## Do this
The listing below should be printed exactly, every line of it. Skip the pictures.

****************************************

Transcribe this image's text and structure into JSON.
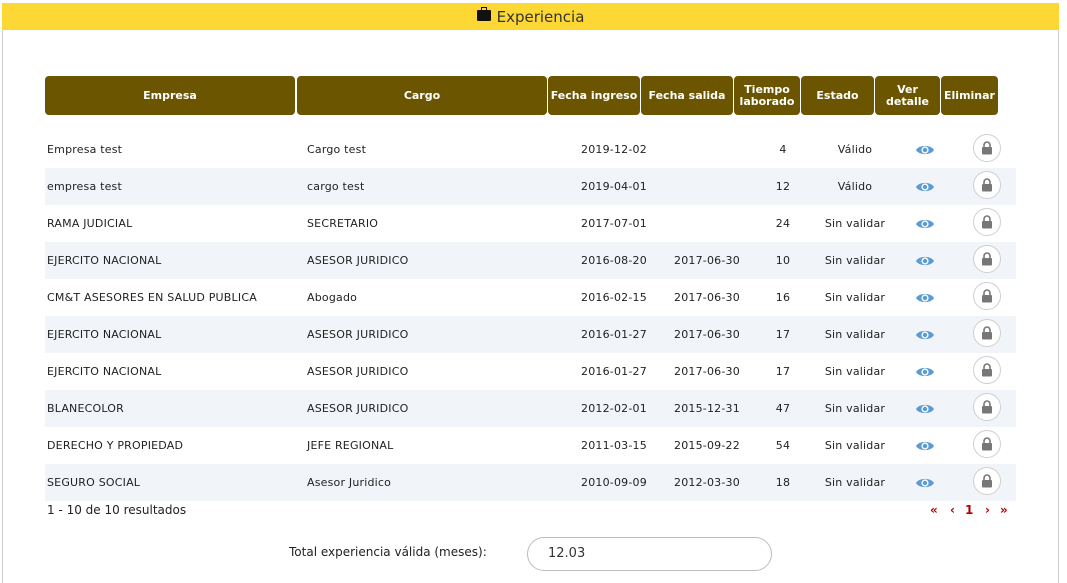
{
  "section": {
    "title": "Experiencia",
    "icon": "briefcase-icon"
  },
  "table": {
    "headers": {
      "empresa": "Empresa",
      "cargo": "Cargo",
      "fecha_ingreso": "Fecha ingreso",
      "fecha_salida": "Fecha salida",
      "tiempo_line1": "Tiempo",
      "tiempo_line2": "laborado",
      "estado": "Estado",
      "ver_detalle": "Ver detalle",
      "eliminar": "Eliminar"
    },
    "rows": [
      {
        "empresa": "Empresa test",
        "cargo": "Cargo test",
        "ingreso": "2019-12-02",
        "salida": "",
        "tiempo": "4",
        "estado": "Válido"
      },
      {
        "empresa": "empresa test",
        "cargo": "cargo test",
        "ingreso": "2019-04-01",
        "salida": "",
        "tiempo": "12",
        "estado": "Válido"
      },
      {
        "empresa": "RAMA JUDICIAL",
        "cargo": "SECRETARIO",
        "ingreso": "2017-07-01",
        "salida": "",
        "tiempo": "24",
        "estado": "Sin validar"
      },
      {
        "empresa": "EJERCITO NACIONAL",
        "cargo": "ASESOR JURIDICO",
        "ingreso": "2016-08-20",
        "salida": "2017-06-30",
        "tiempo": "10",
        "estado": "Sin validar"
      },
      {
        "empresa": "CM&T ASESORES EN SALUD PUBLICA",
        "cargo": "Abogado",
        "ingreso": "2016-02-15",
        "salida": "2017-06-30",
        "tiempo": "16",
        "estado": "Sin validar"
      },
      {
        "empresa": "EJERCITO NACIONAL",
        "cargo": "ASESOR JURIDICO",
        "ingreso": "2016-01-27",
        "salida": "2017-06-30",
        "tiempo": "17",
        "estado": "Sin validar"
      },
      {
        "empresa": "EJERCITO NACIONAL",
        "cargo": "ASESOR JURIDICO",
        "ingreso": "2016-01-27",
        "salida": "2017-06-30",
        "tiempo": "17",
        "estado": "Sin validar"
      },
      {
        "empresa": "BLANECOLOR",
        "cargo": "ASESOR JURIDICO",
        "ingreso": "2012-02-01",
        "salida": "2015-12-31",
        "tiempo": "47",
        "estado": "Sin validar"
      },
      {
        "empresa": "DERECHO Y PROPIEDAD",
        "cargo": "JEFE REGIONAL",
        "ingreso": "2011-03-15",
        "salida": "2015-09-22",
        "tiempo": "54",
        "estado": "Sin validar"
      },
      {
        "empresa": "SEGURO SOCIAL",
        "cargo": "Asesor Juridico",
        "ingreso": "2010-09-09",
        "salida": "2012-03-30",
        "tiempo": "18",
        "estado": "Sin validar"
      }
    ]
  },
  "results_text": "1 - 10 de 10 resultados",
  "pagination": {
    "first": "«",
    "prev": "‹",
    "current": "1",
    "next": "›",
    "last": "»"
  },
  "total": {
    "label": "Total experiencia válida (meses):",
    "value": "12.03"
  },
  "colors": {
    "header_bg": "#fdd835",
    "table_header_bg": "#6b5500",
    "row_alt": "#f1f4f8",
    "eye": "#5b9bd5",
    "pager": "#b00000"
  }
}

****************************************

## Final answer
Transcribe this image's text and structure into JSON.
{
  "section": {
    "title": "Experiencia",
    "icon": "briefcase-icon"
  },
  "table": {
    "headers": {
      "empresa": "Empresa",
      "cargo": "Cargo",
      "fecha_ingreso": "Fecha ingreso",
      "fecha_salida": "Fecha salida",
      "tiempo_line1": "Tiempo",
      "tiempo_line2": "laborado",
      "estado": "Estado",
      "ver_detalle": "Ver detalle",
      "eliminar": "Eliminar"
    },
    "rows": [
      {
        "empresa": "Empresa test",
        "cargo": "Cargo test",
        "ingreso": "2019-12-02",
        "salida": "",
        "tiempo": "4",
        "estado": "Válido"
      },
      {
        "empresa": "empresa test",
        "cargo": "cargo test",
        "ingreso": "2019-04-01",
        "salida": "",
        "tiempo": "12",
        "estado": "Válido"
      },
      {
        "empresa": "RAMA JUDICIAL",
        "cargo": "SECRETARIO",
        "ingreso": "2017-07-01",
        "salida": "",
        "tiempo": "24",
        "estado": "Sin validar"
      },
      {
        "empresa": "EJERCITO NACIONAL",
        "cargo": "ASESOR JURIDICO",
        "ingreso": "2016-08-20",
        "salida": "2017-06-30",
        "tiempo": "10",
        "estado": "Sin validar"
      },
      {
        "empresa": "CM&T ASESORES EN SALUD PUBLICA",
        "cargo": "Abogado",
        "ingreso": "2016-02-15",
        "salida": "2017-06-30",
        "tiempo": "16",
        "estado": "Sin validar"
      },
      {
        "empresa": "EJERCITO NACIONAL",
        "cargo": "ASESOR JURIDICO",
        "ingreso": "2016-01-27",
        "salida": "2017-06-30",
        "tiempo": "17",
        "estado": "Sin validar"
      },
      {
        "empresa": "EJERCITO NACIONAL",
        "cargo": "ASESOR JURIDICO",
        "ingreso": "2016-01-27",
        "salida": "2017-06-30",
        "tiempo": "17",
        "estado": "Sin validar"
      },
      {
        "empresa": "BLANECOLOR",
        "cargo": "ASESOR JURIDICO",
        "ingreso": "2012-02-01",
        "salida": "2015-12-31",
        "tiempo": "47",
        "estado": "Sin validar"
      },
      {
        "empresa": "DERECHO Y PROPIEDAD",
        "cargo": "JEFE REGIONAL",
        "ingreso": "2011-03-15",
        "salida": "2015-09-22",
        "tiempo": "54",
        "estado": "Sin validar"
      },
      {
        "empresa": "SEGURO SOCIAL",
        "cargo": "Asesor Juridico",
        "ingreso": "2010-09-09",
        "salida": "2012-03-30",
        "tiempo": "18",
        "estado": "Sin validar"
      }
    ]
  },
  "results_text": "1 - 10 de 10 resultados",
  "pagination": {
    "first": "«",
    "prev": "‹",
    "current": "1",
    "next": "›",
    "last": "»"
  },
  "total": {
    "label": "Total experiencia válida (meses):",
    "value": "12.03"
  },
  "colors": {
    "header_bg": "#fdd835",
    "table_header_bg": "#6b5500",
    "row_alt": "#f1f4f8",
    "eye": "#5b9bd5",
    "pager": "#b00000"
  }
}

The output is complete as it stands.